Task to complete
Identify all lines of the data containing the string "this" and copy them.

Figure record extracts
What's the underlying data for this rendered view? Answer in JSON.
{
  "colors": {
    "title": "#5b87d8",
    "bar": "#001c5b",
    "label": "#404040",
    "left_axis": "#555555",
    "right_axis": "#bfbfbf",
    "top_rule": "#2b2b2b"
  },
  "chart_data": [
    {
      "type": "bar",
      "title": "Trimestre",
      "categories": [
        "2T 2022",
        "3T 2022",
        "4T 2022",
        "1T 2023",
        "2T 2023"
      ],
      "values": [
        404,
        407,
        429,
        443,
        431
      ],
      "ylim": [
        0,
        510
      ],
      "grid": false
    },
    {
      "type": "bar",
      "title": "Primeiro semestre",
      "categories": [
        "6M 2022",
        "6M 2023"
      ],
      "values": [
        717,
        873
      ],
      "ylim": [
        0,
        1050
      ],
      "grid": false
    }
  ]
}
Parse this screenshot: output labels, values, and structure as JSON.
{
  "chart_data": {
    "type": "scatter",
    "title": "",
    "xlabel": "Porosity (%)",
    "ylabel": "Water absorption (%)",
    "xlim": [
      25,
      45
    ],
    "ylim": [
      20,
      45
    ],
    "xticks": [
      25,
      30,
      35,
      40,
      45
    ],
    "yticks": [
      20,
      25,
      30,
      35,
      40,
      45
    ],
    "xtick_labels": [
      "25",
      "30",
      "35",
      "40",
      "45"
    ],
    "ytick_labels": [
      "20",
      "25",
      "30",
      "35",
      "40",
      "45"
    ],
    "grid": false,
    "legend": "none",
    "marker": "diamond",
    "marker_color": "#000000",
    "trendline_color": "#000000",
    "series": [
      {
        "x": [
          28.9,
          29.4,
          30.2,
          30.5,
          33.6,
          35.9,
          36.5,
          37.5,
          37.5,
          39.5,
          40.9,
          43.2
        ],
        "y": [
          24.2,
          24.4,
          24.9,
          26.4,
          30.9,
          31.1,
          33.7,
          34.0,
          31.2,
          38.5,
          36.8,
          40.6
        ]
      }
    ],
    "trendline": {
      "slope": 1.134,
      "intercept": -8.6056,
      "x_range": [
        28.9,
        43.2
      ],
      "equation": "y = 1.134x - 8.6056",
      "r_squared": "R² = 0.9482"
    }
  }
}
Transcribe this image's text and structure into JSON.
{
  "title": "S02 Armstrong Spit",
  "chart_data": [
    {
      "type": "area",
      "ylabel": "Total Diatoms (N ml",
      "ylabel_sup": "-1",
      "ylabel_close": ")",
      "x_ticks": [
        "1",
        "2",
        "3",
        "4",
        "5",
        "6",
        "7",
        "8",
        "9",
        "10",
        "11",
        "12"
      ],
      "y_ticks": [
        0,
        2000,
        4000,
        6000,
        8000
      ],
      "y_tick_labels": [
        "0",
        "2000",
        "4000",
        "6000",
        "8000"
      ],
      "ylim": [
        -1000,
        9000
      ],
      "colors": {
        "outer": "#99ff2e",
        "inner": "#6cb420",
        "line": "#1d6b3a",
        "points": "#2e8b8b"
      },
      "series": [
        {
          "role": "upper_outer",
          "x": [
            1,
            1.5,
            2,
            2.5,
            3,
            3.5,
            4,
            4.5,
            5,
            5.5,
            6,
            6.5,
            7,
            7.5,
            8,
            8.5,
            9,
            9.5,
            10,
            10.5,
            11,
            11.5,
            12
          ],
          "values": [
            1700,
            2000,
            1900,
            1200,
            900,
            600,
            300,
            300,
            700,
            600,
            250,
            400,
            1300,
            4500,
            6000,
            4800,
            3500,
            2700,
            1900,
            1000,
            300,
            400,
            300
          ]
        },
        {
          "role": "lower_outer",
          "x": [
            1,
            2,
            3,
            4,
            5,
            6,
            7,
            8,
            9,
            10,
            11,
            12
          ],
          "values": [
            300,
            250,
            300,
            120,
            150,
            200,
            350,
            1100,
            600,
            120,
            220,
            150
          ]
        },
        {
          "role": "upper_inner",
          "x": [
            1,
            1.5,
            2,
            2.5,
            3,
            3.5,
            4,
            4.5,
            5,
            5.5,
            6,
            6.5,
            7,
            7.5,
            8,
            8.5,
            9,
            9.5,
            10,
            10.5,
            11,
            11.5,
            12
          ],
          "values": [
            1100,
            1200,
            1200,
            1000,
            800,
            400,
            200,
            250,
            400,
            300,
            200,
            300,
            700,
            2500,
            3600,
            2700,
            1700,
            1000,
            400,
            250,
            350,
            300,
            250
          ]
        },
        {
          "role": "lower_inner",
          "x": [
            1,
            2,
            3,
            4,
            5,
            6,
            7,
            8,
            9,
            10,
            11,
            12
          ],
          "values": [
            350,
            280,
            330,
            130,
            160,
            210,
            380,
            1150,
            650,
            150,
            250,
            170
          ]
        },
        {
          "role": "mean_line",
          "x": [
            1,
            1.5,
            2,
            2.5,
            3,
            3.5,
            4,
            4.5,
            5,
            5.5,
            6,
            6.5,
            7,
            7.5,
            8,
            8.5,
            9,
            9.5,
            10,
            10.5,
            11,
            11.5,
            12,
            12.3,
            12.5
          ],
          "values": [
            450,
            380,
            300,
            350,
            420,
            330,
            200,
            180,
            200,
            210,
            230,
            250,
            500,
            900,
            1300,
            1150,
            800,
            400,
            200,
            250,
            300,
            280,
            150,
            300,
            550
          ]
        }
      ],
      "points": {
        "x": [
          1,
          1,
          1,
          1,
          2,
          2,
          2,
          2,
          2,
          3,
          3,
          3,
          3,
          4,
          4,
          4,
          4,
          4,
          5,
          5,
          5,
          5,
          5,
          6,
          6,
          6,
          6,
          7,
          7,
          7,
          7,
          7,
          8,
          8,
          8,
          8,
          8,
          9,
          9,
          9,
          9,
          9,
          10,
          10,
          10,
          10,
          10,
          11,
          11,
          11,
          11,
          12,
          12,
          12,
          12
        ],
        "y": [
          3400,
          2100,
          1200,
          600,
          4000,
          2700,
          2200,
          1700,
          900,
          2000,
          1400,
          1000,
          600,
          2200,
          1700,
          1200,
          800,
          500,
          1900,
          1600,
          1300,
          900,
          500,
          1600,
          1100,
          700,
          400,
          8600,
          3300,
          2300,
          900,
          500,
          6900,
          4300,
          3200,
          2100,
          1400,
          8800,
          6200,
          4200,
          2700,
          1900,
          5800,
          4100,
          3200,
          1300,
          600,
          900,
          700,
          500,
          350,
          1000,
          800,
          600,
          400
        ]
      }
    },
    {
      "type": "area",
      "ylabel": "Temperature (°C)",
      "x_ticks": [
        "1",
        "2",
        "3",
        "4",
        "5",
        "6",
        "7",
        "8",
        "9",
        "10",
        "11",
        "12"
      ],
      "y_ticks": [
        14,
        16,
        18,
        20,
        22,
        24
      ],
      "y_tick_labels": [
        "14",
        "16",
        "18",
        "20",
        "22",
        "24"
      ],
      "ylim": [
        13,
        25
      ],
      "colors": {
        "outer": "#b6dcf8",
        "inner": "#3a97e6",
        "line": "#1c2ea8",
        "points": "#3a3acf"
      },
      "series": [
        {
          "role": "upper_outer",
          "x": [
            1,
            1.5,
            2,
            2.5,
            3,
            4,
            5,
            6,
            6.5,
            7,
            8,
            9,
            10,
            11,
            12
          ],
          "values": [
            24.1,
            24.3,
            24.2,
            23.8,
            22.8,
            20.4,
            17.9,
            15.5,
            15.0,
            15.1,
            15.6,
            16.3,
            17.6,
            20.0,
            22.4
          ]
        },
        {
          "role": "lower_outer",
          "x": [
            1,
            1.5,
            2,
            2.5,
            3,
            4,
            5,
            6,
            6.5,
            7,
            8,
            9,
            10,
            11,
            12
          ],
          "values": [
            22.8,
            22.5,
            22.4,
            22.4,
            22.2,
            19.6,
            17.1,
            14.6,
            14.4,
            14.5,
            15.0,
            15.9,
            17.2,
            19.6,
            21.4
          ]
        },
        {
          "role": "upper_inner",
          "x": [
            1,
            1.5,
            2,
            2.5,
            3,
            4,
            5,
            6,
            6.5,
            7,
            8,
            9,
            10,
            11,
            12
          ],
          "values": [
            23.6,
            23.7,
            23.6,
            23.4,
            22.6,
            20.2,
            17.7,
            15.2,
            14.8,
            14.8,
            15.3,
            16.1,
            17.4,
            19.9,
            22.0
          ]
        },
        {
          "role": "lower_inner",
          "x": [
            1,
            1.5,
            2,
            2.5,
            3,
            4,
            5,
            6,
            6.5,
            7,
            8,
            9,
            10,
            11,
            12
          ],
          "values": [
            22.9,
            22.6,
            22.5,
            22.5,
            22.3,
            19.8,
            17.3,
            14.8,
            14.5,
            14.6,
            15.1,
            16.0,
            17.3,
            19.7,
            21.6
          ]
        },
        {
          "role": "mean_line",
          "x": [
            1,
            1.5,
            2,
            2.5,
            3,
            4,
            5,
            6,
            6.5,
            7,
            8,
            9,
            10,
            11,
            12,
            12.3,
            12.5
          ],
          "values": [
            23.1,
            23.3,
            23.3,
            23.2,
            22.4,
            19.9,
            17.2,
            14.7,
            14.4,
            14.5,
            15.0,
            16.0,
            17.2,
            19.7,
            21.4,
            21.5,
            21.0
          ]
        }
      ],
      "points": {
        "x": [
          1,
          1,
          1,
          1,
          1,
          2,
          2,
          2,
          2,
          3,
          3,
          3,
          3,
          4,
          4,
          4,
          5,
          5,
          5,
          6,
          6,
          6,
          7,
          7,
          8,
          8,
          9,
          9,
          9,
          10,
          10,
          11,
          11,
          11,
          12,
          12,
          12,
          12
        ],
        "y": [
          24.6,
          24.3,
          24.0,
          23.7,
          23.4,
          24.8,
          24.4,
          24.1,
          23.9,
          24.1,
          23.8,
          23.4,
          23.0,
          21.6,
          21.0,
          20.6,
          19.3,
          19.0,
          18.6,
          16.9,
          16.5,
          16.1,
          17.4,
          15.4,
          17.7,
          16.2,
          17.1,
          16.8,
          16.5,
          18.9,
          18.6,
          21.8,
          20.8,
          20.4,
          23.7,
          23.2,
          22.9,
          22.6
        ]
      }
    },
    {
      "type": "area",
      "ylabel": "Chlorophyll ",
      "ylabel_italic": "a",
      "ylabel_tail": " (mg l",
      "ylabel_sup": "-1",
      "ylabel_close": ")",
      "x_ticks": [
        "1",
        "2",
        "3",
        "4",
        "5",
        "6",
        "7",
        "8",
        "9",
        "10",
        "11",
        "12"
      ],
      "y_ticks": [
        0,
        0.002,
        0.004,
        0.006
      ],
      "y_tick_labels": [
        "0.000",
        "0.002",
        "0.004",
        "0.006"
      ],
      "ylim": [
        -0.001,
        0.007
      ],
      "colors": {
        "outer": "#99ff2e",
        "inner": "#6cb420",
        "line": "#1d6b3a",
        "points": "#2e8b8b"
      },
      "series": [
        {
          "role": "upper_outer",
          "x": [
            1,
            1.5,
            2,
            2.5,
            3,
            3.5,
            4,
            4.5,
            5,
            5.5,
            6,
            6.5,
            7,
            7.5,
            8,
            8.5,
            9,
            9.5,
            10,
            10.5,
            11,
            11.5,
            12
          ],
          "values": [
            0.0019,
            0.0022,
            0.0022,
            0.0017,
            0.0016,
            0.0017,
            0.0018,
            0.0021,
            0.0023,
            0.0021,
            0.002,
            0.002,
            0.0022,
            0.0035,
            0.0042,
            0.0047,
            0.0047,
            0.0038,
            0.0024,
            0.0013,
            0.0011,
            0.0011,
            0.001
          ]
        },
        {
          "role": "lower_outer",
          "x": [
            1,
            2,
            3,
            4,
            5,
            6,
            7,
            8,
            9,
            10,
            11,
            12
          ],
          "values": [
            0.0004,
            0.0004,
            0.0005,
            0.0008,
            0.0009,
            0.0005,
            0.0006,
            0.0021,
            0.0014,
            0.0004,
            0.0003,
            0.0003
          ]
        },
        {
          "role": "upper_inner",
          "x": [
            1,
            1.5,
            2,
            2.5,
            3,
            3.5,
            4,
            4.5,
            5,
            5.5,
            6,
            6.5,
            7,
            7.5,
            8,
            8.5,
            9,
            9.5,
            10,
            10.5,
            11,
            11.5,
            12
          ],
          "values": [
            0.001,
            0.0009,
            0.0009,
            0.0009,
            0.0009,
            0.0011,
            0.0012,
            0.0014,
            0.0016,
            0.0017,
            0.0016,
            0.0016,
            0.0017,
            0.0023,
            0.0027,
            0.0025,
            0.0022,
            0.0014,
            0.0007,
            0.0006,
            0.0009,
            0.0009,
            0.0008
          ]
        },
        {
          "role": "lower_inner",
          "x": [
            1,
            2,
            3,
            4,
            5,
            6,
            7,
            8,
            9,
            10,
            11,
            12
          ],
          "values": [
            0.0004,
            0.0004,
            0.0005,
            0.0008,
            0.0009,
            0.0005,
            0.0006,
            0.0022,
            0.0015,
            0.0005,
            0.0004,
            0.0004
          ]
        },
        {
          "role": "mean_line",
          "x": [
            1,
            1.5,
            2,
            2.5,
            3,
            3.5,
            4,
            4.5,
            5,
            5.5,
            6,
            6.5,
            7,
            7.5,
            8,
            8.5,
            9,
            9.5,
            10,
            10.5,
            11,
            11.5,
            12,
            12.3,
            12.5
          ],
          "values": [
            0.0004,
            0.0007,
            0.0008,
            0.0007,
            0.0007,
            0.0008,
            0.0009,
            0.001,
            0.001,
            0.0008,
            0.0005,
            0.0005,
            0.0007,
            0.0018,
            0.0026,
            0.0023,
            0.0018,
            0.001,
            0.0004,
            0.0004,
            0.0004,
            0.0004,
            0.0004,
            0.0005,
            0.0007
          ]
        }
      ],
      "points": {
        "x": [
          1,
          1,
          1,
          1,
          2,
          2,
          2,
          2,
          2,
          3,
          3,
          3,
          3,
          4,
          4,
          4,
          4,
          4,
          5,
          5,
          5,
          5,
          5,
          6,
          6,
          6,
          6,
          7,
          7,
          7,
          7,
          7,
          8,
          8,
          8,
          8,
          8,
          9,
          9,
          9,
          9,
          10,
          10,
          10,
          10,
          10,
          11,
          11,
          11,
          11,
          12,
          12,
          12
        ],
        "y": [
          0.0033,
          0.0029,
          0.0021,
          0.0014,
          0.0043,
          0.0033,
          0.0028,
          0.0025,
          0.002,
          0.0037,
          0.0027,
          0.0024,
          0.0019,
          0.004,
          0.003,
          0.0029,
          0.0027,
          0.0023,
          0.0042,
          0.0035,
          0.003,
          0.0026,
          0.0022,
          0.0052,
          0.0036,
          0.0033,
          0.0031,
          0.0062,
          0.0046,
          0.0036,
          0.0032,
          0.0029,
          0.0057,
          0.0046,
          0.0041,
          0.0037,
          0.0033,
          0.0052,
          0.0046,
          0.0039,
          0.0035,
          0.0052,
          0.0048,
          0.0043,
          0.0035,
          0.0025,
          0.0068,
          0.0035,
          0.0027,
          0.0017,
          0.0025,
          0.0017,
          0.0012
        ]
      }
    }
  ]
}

Response
What's the underlying data for this rendered view? Answer in JSON.
Parse this screenshot: output labels, values, and structure as JSON.
Transcribe this image's text and structure into JSON.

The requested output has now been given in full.